| DATA IN THIS EXERCISE |
---*---
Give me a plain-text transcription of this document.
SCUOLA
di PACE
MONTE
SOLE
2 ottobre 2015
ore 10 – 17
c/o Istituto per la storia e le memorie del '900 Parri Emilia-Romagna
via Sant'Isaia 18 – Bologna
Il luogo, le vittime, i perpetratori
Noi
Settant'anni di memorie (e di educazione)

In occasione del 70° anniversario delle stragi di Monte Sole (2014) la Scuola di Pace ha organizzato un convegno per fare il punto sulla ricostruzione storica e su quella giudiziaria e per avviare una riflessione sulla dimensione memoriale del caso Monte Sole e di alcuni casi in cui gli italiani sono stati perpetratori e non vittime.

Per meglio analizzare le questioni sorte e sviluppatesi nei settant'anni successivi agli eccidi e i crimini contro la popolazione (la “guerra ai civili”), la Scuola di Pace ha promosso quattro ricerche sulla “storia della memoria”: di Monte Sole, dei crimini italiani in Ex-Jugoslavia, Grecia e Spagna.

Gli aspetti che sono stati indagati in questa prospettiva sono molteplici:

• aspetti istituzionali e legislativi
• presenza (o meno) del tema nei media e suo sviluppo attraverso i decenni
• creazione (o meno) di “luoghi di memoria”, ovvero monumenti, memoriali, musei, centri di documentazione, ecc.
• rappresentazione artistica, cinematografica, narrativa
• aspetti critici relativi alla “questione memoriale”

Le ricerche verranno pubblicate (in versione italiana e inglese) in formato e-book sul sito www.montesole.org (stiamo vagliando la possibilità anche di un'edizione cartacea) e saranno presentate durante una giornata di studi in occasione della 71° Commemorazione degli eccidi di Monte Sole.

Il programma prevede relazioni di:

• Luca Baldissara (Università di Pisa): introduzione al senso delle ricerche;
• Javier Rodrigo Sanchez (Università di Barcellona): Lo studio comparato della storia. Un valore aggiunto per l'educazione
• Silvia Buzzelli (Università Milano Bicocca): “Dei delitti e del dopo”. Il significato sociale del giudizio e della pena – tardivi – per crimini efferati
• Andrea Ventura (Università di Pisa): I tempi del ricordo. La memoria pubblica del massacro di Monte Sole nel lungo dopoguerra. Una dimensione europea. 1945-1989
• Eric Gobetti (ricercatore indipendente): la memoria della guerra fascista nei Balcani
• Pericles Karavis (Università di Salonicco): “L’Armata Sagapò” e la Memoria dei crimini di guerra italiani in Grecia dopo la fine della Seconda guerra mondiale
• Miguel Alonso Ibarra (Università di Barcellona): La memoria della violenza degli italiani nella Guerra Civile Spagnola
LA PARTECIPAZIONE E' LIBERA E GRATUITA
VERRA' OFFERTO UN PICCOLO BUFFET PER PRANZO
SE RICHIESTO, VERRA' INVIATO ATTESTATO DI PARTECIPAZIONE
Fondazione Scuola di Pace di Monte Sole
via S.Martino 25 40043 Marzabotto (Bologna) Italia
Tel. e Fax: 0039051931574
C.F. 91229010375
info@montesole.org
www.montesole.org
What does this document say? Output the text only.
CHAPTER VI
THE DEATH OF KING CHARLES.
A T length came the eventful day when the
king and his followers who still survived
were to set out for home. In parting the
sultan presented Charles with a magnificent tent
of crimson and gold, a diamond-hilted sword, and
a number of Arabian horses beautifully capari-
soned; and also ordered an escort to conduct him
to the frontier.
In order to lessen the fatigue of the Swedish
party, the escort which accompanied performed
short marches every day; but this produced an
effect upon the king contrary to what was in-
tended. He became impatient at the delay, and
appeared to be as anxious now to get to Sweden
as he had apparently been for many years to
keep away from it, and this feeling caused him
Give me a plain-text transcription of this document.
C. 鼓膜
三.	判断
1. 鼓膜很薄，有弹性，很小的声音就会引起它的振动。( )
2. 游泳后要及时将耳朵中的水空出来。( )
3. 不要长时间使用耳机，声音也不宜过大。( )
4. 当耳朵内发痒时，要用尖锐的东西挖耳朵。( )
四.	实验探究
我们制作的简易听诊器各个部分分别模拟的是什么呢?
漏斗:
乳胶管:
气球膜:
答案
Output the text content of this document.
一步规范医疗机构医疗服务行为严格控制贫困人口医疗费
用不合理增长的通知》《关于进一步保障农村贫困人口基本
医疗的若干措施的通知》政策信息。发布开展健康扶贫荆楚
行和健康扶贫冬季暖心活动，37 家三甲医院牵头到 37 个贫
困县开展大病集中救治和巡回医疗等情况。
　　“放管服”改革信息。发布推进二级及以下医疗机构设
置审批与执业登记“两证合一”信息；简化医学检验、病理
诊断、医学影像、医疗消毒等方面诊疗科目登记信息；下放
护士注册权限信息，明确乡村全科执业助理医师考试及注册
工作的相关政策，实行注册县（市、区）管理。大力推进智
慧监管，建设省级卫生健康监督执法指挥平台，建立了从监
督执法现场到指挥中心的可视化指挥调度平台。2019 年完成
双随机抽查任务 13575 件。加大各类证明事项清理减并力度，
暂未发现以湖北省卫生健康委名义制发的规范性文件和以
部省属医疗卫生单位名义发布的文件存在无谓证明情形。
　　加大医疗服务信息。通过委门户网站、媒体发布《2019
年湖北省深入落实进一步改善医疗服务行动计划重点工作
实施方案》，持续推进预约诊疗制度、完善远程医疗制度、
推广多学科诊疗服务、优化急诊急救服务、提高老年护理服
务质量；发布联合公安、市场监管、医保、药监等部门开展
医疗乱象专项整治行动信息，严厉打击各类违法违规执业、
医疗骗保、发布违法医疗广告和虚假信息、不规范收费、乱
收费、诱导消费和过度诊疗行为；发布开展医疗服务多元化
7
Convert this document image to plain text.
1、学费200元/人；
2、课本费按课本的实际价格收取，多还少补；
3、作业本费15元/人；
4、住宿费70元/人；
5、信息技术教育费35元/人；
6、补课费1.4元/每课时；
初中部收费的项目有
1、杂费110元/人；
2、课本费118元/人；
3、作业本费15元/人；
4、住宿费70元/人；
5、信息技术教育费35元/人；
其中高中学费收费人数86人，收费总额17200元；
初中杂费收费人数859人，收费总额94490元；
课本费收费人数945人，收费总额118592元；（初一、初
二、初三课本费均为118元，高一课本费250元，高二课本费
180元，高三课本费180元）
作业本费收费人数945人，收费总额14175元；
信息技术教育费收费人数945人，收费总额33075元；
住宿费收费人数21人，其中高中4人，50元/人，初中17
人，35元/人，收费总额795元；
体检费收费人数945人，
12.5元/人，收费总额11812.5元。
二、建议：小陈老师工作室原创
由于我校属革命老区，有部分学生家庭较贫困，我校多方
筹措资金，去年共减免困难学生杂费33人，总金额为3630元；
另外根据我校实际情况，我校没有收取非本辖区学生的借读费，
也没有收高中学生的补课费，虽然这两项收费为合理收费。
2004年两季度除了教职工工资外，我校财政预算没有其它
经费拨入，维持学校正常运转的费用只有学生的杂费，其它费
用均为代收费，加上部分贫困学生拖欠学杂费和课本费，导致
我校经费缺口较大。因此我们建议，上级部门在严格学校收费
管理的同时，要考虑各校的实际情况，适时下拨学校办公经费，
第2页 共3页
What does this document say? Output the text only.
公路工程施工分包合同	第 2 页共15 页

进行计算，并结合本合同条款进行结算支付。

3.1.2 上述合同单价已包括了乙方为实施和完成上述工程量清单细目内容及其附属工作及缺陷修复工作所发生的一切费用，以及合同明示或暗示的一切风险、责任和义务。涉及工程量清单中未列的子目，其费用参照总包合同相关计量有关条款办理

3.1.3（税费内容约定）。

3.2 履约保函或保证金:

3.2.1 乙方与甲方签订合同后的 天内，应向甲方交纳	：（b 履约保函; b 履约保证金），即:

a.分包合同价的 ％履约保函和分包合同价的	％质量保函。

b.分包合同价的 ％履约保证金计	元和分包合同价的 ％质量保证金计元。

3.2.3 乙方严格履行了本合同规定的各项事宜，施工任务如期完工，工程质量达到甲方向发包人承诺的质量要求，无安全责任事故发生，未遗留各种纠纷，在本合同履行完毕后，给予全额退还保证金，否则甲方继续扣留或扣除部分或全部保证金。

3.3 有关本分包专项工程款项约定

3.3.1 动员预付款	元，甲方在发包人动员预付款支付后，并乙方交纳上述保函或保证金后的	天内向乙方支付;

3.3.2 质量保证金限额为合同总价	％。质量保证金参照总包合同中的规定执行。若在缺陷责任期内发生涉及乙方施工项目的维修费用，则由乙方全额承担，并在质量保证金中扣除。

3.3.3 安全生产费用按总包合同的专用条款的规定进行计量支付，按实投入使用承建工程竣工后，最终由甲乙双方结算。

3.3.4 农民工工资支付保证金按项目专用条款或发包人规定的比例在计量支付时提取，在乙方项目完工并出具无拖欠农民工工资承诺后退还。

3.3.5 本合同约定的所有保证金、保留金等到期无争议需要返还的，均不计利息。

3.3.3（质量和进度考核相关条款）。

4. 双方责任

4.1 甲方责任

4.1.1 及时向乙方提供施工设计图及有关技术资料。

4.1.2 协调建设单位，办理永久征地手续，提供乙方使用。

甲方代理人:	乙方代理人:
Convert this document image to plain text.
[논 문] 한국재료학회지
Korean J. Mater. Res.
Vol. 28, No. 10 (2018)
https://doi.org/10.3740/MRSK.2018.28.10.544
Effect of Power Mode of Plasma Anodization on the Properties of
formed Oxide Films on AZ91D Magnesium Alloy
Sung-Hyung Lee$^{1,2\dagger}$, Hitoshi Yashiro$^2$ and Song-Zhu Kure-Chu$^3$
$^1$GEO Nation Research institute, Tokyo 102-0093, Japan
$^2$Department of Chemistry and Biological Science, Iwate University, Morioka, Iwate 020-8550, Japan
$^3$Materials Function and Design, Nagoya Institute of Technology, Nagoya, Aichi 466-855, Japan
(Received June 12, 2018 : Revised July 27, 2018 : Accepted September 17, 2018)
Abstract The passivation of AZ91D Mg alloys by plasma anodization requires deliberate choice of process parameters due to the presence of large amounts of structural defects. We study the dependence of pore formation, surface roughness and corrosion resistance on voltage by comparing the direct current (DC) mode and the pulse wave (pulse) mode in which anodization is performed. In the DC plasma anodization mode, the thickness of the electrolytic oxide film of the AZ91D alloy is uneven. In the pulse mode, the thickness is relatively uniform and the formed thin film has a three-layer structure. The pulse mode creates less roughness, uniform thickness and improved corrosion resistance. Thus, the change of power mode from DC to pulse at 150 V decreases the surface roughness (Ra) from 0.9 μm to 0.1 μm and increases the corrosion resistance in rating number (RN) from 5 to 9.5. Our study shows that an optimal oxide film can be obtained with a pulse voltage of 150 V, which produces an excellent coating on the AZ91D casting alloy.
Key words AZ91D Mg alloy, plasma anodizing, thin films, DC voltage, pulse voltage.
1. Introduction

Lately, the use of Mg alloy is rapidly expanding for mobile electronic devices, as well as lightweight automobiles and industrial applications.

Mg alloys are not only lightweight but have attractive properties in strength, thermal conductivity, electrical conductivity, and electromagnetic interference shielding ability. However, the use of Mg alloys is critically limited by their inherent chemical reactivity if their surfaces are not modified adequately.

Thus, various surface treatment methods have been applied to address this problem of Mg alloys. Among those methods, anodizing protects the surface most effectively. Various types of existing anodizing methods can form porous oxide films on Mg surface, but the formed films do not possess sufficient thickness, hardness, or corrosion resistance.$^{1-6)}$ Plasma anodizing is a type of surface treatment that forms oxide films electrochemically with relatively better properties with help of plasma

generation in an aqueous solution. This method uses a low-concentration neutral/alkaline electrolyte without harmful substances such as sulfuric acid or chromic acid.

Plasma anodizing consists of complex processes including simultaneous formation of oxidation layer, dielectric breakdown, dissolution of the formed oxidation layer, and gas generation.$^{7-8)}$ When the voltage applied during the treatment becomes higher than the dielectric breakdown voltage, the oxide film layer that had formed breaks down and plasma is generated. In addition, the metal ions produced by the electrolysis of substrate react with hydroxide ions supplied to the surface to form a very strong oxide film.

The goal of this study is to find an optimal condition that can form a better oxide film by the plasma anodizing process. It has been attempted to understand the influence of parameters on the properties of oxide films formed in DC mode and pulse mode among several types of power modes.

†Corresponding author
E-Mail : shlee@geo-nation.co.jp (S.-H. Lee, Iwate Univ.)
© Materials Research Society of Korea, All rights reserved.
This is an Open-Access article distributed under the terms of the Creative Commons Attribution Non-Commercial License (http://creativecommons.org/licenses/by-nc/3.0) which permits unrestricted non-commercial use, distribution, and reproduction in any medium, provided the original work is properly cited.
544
---*---
| PROBLEM |
Pick out each line above that includes "montesole" and show it.

| ANSWER |
Le ricerche verranno pubblicate (in versione italiana e inglese) in formato e-book sul sito www.montesole.org (stiamo vagliando la possibilità anche di un'edizione cartacea) e saranno presentate durante una giornata di studi in occasione della 71° Commemorazione degli eccidi di Monte Sole.
info@montesole.org
www.montesole.org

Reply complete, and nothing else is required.